* Exercise materials:
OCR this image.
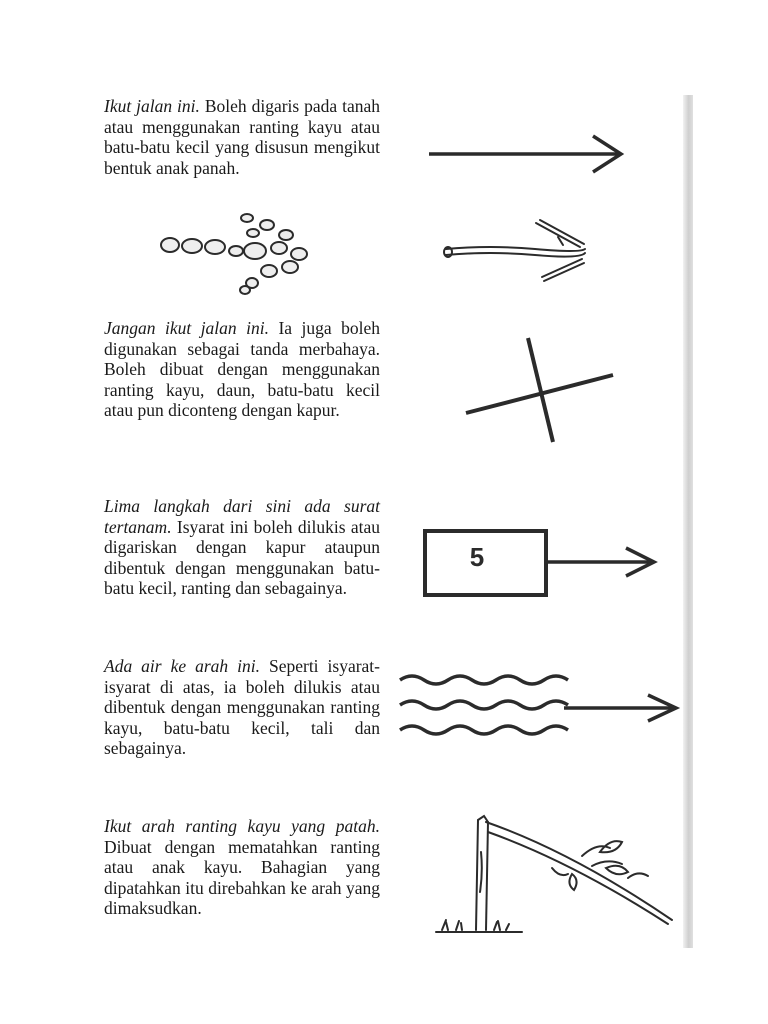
Ikut jalan ini. Boleh digaris pada tanah atau menggunakan ranting kayu atau batu-batu kecil yang disusun mengikut bentuk anak panah.

Jangan ikut jalan ini. Ia juga boleh digunakan sebagai tanda merbahaya. Boleh dibuat dengan menggunakan ranting kayu, daun, batu-batu kecil atau pun diconteng dengan kapur.

Lima langkah dari sini ada surat tertanam. Isyarat ini boleh dilukis atau digariskan dengan kapur ataupun dibentuk dengan menggunakan batu-batu kecil, ranting dan sebagainya.

5

Ada air ke arah ini. Seperti isyarat-isyarat di atas, ia boleh dilukis atau dibentuk dengan menggunakan ranting kayu, batu-batu kecil, tali dan sebagainya.

Ikut arah ranting kayu yang patah. Dibuat dengan mematahkan ranting atau anak kayu. Bahagian yang dipatahkan itu direbahkan ke arah yang dimaksudkan.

* Problem description: Copy out every line that includes the word "dibentuk".

* Written answer:
Lima langkah dari sini ada surat tertanam. Isyarat ini boleh dilukis atau digariskan dengan kapur ataupun dibentuk dengan menggunakan batu-batu kecil, ranting dan sebagainya.
Ada air ke arah ini. Seperti isyarat-isyarat di atas, ia boleh dilukis atau dibentuk dengan menggunakan ranting kayu, batu-batu kecil, tali dan sebagainya.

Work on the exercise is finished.